◆ Data provided ◆
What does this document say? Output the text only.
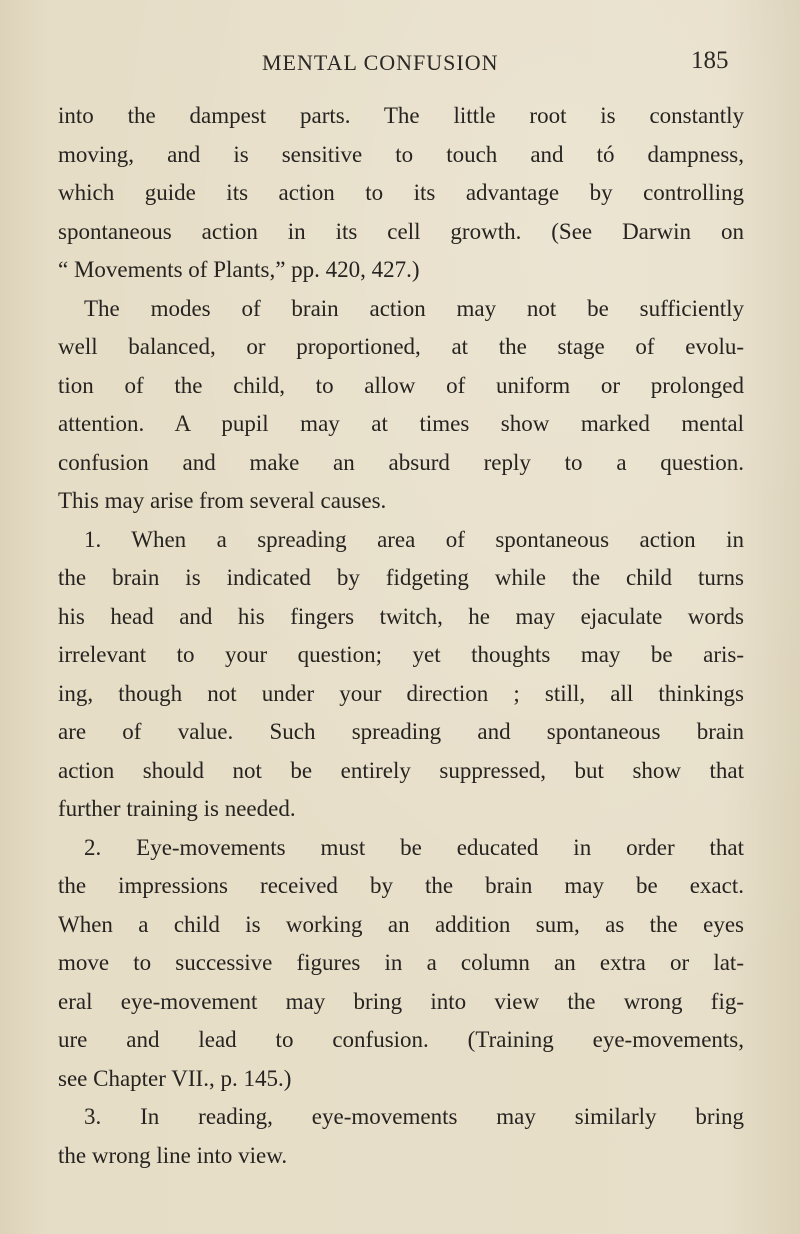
MENTAL CONFUSION	185
into the dampest parts. The little root is constantly
moving, and is sensitive to touch and tó dampness,
which guide its action to its advantage by controlling
spontaneous action in its cell growth. (See Darwin on
“ Movements of Plants,” pp. 420, 427.)
The modes of brain action may not be sufficiently
well balanced, or proportioned, at the stage of evolu-
tion of the child, to allow of uniform or prolonged
attention. A pupil may at times show marked mental
confusion and make an absurd reply to a question.
This may arise from several causes.
1. When a spreading area of spontaneous action in
the brain is indicated by fidgeting while the child turns
his head and his fingers twitch, he may ejaculate words
irrelevant to your question; yet thoughts may be aris-
ing, though not under your direction ; still, all thinkings
are of value. Such spreading and spontaneous brain
action should not be entirely suppressed, but show that
further training is needed.
2. Eye-movements must be educated in order that
the impressions received by the brain may be exact.
When a child is working an addition sum, as the eyes
move to successive figures in a column an extra or lat-
eral eye-movement may bring into view the wrong fig-
ure and lead to confusion. (Training eye-movements,
see Chapter VII., p. 145.)
3. In reading, eye-movements may similarly bring
the wrong line into view.
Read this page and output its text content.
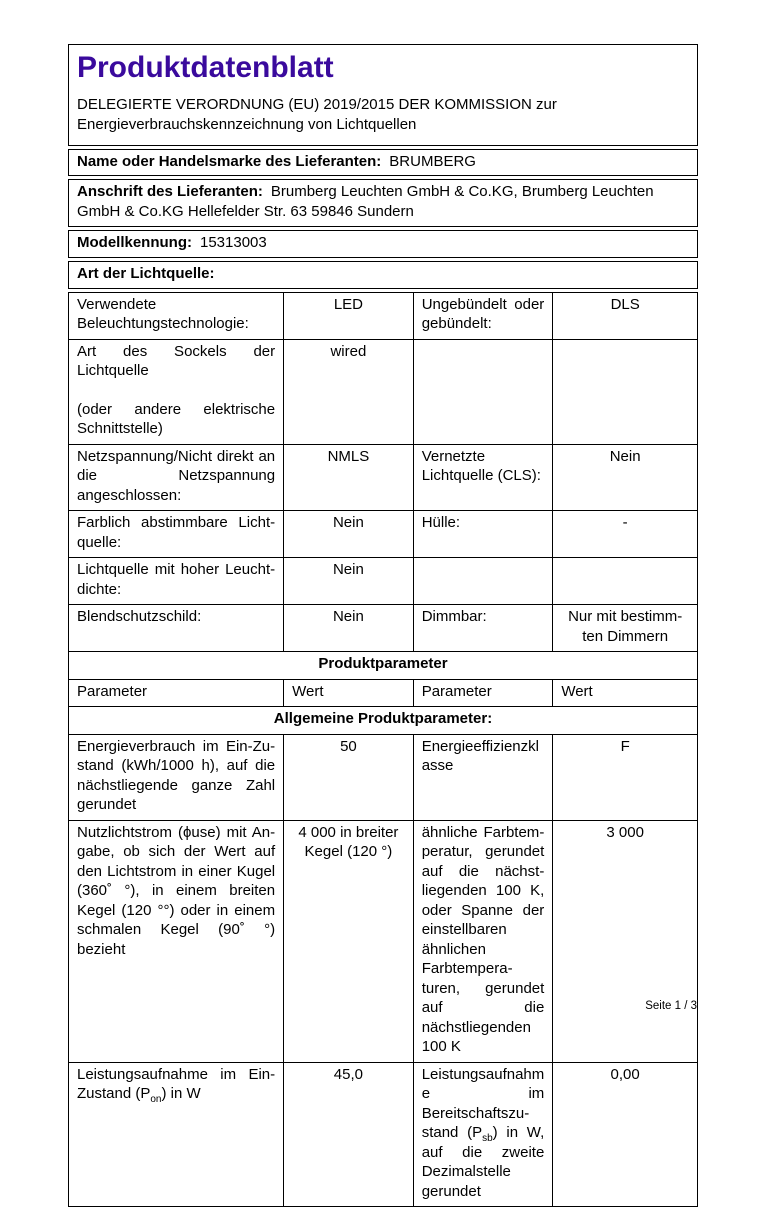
Produktdatenblatt
DELEGIERTE VERORDNUNG (EU) 2019/2015 DER KOMMISSION zur Energieverbrauchskennzeichnung von Lichtquellen
Name oder Handelsmarke des Lieferanten: BRUMBERG
Anschrift des Lieferanten: Brumberg Leuchten GmbH & Co.KG, Brumberg Leuchten GmbH & Co.KG Hellefelder Str. 63 59846 Sundern
Modellkennung: 15313003
Art der Lichtquelle:
Verwendete Beleuchtungstechnologie:	LED	Ungebündelt oder gebündelt:	DLS

Art des Sockels der Lichtquelle
(oder andere elektrische Schnittstelle)	wired		
Netzspannung/Nicht direkt an die Netzspannung angeschlossen:	NMLS	Vernetzte Lichtquelle (CLS):	Nein
Farblich abstimmbare Lichtquelle:	Nein	Hülle:	-
Lichtquelle mit hoher Leuchtdichte:	Nein		
Blendschutzschild:	Nein	Dimmbar:	Nur mit bestimmten Dimmern
Produktparameter			
Parameter	Wert	Parameter	Wert
Allgemeine Produktparameter:			
Energieverbrauch im Ein-Zustand (kWh/1000 h), auf die nächstliegende ganze Zahl gerundet	50	Energieeffizienzklasse	F
Nutzlichtstrom (ϕuse) mit Angabe, ob sich der Wert auf den Lichtstrom in einer Kugel (360˚ °), in einem breiten Kegel (120 °°) oder in einem schmalen Kegel (90˚ °) bezieht	4 000 in breiter Kegel (120 °)	ähnliche Farbtemperatur, gerundet auf die nächstliegenden 100 K, oder Spanne der einstellbaren ähnlichen Farbtemperaturen, gerundet auf die nächstliegenden 100 K	3 000
Leistungsaufnahme im Ein-Zustand $(P_{on})$ in W	45,0	Leistungsaufnahme im Bereitschaftszustand $(P_{sb})$ in W, auf die zweite Dezimalstelle gerundet	0,00
Seite 1 / 3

◆ Exercise goal ◆
Restate the entire listing word for word, excluding pictures.

◆ Complete answer ◆
What does this document say? Output the text only.
MENTAL CONFUSION	185
into the dampest parts. The little root is constantly
moving, and is sensitive to touch and tó dampness,
which guide its action to its advantage by controlling
spontaneous action in its cell growth. (See Darwin on
“ Movements of Plants,” pp. 420, 427.)
The modes of brain action may not be sufficiently
well balanced, or proportioned, at the stage of evolu-
tion of the child, to allow of uniform or prolonged
attention. A pupil may at times show marked mental
confusion and make an absurd reply to a question.
This may arise from several causes.
1. When a spreading area of spontaneous action in
the brain is indicated by fidgeting while the child turns
his head and his fingers twitch, he may ejaculate words
irrelevant to your question; yet thoughts may be aris-
ing, though not under your direction ; still, all thinkings
are of value. Such spreading and spontaneous brain
action should not be entirely suppressed, but show that
further training is needed.
2. Eye-movements must be educated in order that
the impressions received by the brain may be exact.
When a child is working an addition sum, as the eyes
move to successive figures in a column an extra or lat-
eral eye-movement may bring into view the wrong fig-
ure and lead to confusion. (Training eye-movements,
see Chapter VII., p. 145.)
3. In reading, eye-movements may similarly bring
the wrong line into view.
Read this page and output its text content.
Produktdatenblatt
DELEGIERTE VERORDNUNG (EU) 2019/2015 DER KOMMISSION zur Energieverbrauchskennzeichnung von Lichtquellen
Name oder Handelsmarke des Lieferanten: BRUMBERG
Anschrift des Lieferanten: Brumberg Leuchten GmbH & Co.KG, Brumberg Leuchten GmbH & Co.KG Hellefelder Str. 63 59846 Sundern
Modellkennung: 15313003
Art der Lichtquelle:
Verwendete Beleuchtungstechnologie:	LED	Ungebündelt oder gebündelt:	DLS

Art des Sockels der Lichtquelle
(oder andere elektrische Schnittstelle)	wired		
Netzspannung/Nicht direkt an die Netzspannung angeschlossen:	NMLS	Vernetzte Lichtquelle (CLS):	Nein
Farblich abstimmbare Lichtquelle:	Nein	Hülle:	-
Lichtquelle mit hoher Leuchtdichte:	Nein		
Blendschutzschild:	Nein	Dimmbar:	Nur mit bestimmten Dimmern
Produktparameter			
Parameter	Wert	Parameter	Wert
Allgemeine Produktparameter:			
Energieverbrauch im Ein-Zustand (kWh/1000 h), auf die nächstliegende ganze Zahl gerundet	50	Energieeffizienzklasse	F
Nutzlichtstrom (ϕuse) mit Angabe, ob sich der Wert auf den Lichtstrom in einer Kugel (360˚ °), in einem breiten Kegel (120 °°) oder in einem schmalen Kegel (90˚ °) bezieht	4 000 in breiter Kegel (120 °)	ähnliche Farbtemperatur, gerundet auf die nächstliegenden 100 K, oder Spanne der einstellbaren ähnlichen Farbtemperaturen, gerundet auf die nächstliegenden 100 K	3 000
Leistungsaufnahme im Ein-Zustand $(P_{on})$ in W	45,0	Leistungsaufnahme im Bereitschaftszustand $(P_{sb})$ in W, auf die zweite Dezimalstelle gerundet	0,00
Seite 1 / 3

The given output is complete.